-- Data shown start --

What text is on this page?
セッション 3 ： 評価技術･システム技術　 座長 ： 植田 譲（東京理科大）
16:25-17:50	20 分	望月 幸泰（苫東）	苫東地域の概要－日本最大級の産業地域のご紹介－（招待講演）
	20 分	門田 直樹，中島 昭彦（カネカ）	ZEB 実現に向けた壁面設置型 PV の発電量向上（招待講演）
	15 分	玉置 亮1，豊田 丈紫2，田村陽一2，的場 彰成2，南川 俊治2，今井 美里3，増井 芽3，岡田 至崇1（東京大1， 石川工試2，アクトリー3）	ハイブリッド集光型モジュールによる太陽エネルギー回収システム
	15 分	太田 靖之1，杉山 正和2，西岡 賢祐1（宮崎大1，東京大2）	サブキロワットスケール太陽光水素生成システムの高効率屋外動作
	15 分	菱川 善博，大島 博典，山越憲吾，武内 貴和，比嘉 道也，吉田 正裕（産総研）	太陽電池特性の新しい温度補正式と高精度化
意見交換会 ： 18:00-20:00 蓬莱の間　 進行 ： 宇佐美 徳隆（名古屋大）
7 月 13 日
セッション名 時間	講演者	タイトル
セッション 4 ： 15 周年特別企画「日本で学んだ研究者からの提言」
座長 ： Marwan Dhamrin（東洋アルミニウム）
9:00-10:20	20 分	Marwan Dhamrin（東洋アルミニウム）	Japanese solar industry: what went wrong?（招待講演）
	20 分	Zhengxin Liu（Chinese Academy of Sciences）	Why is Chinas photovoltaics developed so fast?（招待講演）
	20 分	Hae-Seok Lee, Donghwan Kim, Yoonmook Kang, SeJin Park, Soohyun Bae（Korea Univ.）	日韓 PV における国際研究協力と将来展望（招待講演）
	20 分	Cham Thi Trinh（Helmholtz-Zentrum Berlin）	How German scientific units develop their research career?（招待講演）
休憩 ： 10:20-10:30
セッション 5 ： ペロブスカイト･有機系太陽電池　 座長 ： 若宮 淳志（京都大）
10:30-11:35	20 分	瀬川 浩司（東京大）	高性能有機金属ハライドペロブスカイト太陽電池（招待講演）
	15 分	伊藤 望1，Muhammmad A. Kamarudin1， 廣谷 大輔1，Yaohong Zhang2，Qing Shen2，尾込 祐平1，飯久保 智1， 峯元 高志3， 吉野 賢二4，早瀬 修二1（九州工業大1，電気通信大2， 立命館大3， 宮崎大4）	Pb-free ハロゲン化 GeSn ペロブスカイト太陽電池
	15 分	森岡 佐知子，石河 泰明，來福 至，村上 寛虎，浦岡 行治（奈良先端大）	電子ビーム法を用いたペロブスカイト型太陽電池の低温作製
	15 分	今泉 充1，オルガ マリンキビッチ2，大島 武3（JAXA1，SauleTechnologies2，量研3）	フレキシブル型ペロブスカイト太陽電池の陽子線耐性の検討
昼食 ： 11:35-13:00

-- Data shown end --
-- Data shown start --

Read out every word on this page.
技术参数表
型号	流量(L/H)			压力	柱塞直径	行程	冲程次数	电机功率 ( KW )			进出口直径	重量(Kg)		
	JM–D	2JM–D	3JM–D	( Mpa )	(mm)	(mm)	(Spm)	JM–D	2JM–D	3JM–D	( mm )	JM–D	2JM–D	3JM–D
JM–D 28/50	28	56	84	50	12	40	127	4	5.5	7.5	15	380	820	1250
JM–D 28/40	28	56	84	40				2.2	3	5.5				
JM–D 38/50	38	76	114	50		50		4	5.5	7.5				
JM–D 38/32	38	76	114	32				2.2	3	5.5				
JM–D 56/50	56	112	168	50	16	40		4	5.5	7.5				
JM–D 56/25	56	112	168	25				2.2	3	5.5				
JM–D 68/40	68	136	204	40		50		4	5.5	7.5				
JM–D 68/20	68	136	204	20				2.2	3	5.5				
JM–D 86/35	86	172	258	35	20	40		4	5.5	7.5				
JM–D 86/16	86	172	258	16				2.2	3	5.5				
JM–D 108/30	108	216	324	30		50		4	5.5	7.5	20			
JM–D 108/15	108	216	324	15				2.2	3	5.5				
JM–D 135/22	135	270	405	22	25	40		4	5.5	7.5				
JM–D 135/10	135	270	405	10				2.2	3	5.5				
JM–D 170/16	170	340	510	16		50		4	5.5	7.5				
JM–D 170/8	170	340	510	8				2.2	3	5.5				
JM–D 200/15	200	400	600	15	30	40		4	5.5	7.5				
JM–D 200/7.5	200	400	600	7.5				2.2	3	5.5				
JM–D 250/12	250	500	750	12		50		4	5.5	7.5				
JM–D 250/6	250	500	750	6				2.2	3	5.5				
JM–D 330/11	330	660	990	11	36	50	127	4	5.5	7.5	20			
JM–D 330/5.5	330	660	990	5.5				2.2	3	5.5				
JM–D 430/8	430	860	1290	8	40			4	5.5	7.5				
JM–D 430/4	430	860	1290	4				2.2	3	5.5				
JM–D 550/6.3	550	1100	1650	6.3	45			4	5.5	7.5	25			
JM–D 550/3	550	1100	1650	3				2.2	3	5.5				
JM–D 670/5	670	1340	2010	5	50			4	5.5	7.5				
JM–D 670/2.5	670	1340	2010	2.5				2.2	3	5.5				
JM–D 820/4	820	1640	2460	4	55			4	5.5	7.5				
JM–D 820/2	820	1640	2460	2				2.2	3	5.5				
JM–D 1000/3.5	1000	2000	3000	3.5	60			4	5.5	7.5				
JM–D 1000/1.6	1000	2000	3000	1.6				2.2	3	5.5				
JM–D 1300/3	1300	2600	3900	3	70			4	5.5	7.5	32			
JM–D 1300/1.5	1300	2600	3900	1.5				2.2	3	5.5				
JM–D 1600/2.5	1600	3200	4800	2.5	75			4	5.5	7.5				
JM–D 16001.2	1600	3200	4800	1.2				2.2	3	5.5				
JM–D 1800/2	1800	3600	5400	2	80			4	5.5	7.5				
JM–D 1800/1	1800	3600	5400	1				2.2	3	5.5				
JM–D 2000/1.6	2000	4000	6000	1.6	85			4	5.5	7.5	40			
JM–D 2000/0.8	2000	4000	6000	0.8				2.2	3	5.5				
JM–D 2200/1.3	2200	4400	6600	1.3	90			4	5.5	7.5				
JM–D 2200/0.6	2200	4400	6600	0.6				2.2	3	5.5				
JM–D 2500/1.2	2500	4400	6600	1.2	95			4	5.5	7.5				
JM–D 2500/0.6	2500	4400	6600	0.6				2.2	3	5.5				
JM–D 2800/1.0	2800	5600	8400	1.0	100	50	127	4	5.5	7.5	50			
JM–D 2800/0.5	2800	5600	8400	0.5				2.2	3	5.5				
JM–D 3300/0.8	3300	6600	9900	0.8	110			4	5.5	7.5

-- Data shown end --

Which lines in the listing above hold the word "Dhamrin"? Show each of them.

--- Exercise answer ---
座長 ： Marwan Dhamrin（東洋アルミニウム）
9:00-10:20	20 分	Marwan Dhamrin（東洋アルミニウム）	Japanese solar industry: what went wrong?（招待講演）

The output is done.